= Task =
In the data below, find every line with the string "want" and pull it out.

Stored data:
--------------------

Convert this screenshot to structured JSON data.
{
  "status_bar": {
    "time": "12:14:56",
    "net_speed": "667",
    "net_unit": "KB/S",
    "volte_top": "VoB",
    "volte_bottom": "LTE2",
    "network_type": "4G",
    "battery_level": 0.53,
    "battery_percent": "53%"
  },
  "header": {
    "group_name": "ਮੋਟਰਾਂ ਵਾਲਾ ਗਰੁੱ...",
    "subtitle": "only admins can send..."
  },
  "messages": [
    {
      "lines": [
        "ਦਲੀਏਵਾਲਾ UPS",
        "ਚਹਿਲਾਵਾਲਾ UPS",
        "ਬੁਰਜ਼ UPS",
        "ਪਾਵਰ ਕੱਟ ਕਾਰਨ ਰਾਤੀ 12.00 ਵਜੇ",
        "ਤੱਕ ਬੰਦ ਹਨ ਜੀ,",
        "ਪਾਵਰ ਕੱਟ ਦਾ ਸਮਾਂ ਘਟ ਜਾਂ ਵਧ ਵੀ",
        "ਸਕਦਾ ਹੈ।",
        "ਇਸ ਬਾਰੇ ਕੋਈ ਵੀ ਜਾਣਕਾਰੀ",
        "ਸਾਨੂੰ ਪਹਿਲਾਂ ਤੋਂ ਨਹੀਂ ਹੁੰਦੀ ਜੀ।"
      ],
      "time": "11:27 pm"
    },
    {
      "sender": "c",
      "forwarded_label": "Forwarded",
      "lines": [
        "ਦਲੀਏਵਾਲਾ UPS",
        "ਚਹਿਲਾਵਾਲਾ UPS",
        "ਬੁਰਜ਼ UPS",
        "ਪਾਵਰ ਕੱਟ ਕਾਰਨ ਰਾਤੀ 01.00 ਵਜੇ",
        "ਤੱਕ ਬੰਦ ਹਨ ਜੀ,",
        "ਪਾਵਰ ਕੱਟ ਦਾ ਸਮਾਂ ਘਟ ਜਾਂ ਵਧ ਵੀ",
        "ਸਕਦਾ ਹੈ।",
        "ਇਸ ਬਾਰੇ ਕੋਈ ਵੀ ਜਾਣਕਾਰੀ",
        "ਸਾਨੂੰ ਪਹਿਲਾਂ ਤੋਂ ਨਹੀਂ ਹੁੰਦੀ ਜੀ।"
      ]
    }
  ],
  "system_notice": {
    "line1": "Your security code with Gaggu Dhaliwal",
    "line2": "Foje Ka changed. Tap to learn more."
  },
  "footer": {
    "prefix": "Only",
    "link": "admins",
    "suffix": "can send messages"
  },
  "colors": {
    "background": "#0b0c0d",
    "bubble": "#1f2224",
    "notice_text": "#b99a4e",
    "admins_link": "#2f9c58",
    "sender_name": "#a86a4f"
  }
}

--------------------

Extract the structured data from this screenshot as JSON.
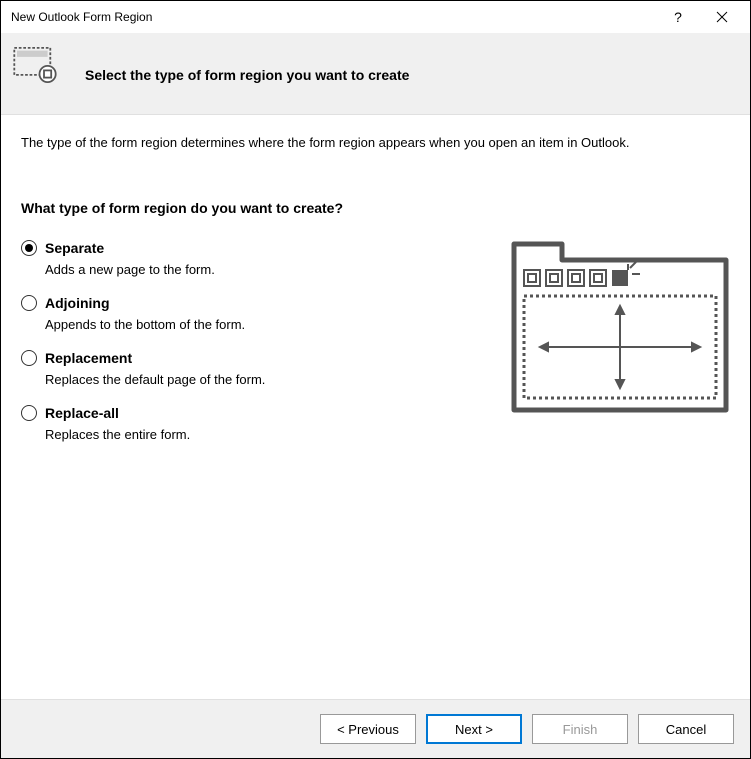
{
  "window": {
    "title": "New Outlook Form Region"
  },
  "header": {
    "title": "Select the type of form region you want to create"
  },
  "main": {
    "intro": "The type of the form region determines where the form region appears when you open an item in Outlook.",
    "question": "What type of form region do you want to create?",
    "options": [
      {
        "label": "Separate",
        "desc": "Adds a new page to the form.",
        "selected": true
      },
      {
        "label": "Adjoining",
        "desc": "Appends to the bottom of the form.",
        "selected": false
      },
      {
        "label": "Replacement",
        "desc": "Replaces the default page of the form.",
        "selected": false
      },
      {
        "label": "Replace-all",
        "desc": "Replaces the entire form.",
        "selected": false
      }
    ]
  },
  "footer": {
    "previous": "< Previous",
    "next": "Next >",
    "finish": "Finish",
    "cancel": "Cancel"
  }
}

--------------------

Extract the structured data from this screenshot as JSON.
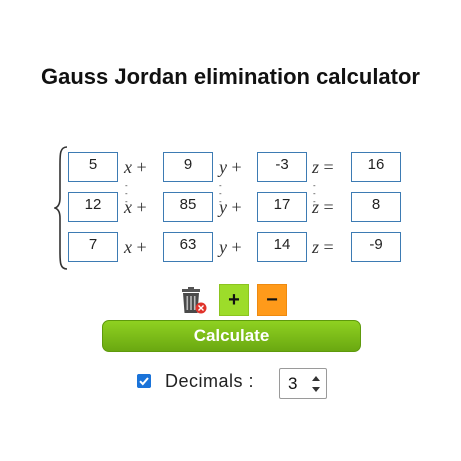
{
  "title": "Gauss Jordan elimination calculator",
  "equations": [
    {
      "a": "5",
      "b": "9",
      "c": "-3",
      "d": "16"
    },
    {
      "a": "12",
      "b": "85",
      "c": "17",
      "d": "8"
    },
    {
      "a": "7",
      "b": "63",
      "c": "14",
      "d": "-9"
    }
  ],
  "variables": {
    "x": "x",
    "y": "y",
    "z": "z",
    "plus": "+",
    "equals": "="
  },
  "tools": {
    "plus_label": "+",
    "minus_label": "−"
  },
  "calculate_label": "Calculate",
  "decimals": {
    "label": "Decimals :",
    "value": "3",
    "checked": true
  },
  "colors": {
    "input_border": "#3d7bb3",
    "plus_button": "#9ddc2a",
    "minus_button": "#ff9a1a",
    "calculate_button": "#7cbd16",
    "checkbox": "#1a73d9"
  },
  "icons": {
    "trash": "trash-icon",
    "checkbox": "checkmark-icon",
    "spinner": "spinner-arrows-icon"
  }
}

--------------------

= Response to the exercise =
    "title": "Select the type of form region you want to create"
    "question": "What type of form region do you want to create?",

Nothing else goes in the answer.